『大人のスピード勉強法』(ダイヤモンド社)
勉強すれば、人生が楽しくなる
評:鷲田小彌太
(「中央公論」2000年3月号)


 野口悠紀雄『「超」勉強法』以来、勉強「法」が注目されだしたのは
いいことだ。「なぜ」学ぶのかよりも、「いかに」学ぶのか、に焦点を
当てた「勉強法」で、従来これは受験雑誌の独壇場であった。しかし
翻ってみれば、梅棹忠夫『知的生産の技術』や渡部昇一『知的生活
の方法』という超ロングセラーも、立派な「大人」の勉強法として広く
迎えられてきたのである。それは、勉強が学生や受験生に特殊なこ
とではなくなり、人生の必須事、とくに社会に出てから学ぶ必要が一
般化したことと強く関係がある。

 著者の中谷彰宏は、現在40歳、この数年、1週間に1冊本を出し
続けており、書くことが1個の企業活動である、と見立てることがで
きるかのような怪物ぶりである。しかもTVや映画で活躍する俳優で
あり、さらに演出家である。

 私は中谷の著作を読み続けて、正確には読まされ続けてきたが、
その主張になるほどと思うものの、賛嘆して終わりという場合がしば
しばであった。そこに登場するサンプルが、ホテル業界や占いとい
うように、私の経験世界とかけ離れていたからである。しかし、本書
は違う。ちょっと嫌味な言い方になるが、中谷は「鷲田」をモデルにし
てこの勉強法を書いた、モデル料をよこせ、といいたくなるほど私の
寸法に合っているからである。

 「本書を読むのにかかる時間は、意識で決まる」「同じ本なら、10
時間で読むより1時間で読んだほうが得るものが多い」「同じ時間な
ら、3時間で1冊じっくり読むより、3時間で10冊読んだほうが得るも
のが多い」。その通り。私は本書を歯科医院の待ち時間の間に読
了してしまった。

 「速く考えたほうが、深く理解できる」「スピードを付けないと、勉強
できない。大人の勉強は、スピードが命」「何を書こうかは、書き出
してから浮かぶ」「10年続ければ、学問にならないものはない」「勉
強すれば、人生が楽しくなる」。これらは私のモットーというより実践
則である。

 もちろん、本書は中谷の体験からえられた勉強法であり、私の実
践則と一致するのは、通則と異なるように見えるが、実用的で適用
範囲の広い方法であるからに違いない。私は周囲を眺め回して、
大学教師は時間がありすぎるから勉強しない、と判断しており、逆
説的に聞こえるが、1つの勉強に時間をかけすぎるから理解が進
まない、と推断している。この私の観察も、中谷のと一致するだろう。
 ただし、1点だけ「その通り」と思うものの、私が実践しないできた
のが、「記憶力は、年をとったら衰えるというものではない」という記
憶力錬磨の部分だ。私は、「自分は記憶力が弱い」という固定観念
にとらわれていたので、「どんどん覚え、どんどん忘れよう」をモット
ーとして以来、読書も、仕事もぐーんとやりやすくなり、はかもいくよ
うになった。中谷もいうように、インプットもアウトプットもぐーんと大
きくなった(ような気がしてきた)。ところが、それにかまけて、記憶
力をトレーニングする努力を怠ってきたのである。結果は予想通り、
惨憺たるものだ。

 野口は「勉強は楽しい」といった。中谷は「勉強すれば、人生が楽
しくなる」という。本書を読めばこの2命題の違いがわかる。私は中
谷のほうの腕を上げるが、どうだろう。

- _提供情報_
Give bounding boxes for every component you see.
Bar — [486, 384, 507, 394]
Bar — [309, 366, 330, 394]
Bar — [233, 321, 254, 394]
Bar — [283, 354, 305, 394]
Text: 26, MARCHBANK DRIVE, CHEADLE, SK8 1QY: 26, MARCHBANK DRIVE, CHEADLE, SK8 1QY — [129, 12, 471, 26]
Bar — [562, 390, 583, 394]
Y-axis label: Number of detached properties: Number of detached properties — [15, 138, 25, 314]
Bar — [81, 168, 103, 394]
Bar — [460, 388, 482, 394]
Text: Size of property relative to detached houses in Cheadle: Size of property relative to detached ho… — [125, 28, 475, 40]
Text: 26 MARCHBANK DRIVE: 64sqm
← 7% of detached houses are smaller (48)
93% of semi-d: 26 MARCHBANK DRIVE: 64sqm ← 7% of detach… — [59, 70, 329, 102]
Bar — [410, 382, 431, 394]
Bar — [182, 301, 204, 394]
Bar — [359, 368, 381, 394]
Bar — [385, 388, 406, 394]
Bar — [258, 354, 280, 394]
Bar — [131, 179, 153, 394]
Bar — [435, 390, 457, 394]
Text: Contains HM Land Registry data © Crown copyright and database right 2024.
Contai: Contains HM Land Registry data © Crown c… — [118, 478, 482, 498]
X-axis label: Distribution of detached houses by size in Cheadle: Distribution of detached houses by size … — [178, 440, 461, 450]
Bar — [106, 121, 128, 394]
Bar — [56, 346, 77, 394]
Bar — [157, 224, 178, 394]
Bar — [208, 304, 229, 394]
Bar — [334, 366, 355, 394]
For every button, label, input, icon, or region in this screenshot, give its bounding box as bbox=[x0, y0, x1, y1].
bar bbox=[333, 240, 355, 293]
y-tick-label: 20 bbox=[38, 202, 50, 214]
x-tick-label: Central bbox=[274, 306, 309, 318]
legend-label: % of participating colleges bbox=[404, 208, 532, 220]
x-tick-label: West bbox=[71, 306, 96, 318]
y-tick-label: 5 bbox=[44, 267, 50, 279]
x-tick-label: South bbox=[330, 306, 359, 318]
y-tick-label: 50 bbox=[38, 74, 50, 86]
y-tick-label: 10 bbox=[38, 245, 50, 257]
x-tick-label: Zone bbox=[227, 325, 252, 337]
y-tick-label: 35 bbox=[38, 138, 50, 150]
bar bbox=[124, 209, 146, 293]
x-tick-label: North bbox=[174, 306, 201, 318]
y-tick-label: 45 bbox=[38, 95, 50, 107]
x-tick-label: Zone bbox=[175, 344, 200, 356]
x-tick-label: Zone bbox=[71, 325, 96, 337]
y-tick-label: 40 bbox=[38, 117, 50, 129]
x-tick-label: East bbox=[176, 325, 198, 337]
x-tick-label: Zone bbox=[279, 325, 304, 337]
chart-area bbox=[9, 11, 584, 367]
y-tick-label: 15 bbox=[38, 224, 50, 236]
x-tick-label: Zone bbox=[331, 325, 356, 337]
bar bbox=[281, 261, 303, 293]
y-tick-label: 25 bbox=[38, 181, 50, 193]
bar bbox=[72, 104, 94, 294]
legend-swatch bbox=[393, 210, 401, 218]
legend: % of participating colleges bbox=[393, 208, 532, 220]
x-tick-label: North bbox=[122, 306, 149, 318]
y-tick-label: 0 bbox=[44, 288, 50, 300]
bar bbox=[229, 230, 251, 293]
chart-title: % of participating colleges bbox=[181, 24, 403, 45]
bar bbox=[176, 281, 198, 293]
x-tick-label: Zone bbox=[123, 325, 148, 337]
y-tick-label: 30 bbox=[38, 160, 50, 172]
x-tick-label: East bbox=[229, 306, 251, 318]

- _やること_
ページ本文の評者は、本書をどこで読み終えたか。

- _記述回答_
歯科医院の待ち時間の間に読み終えた。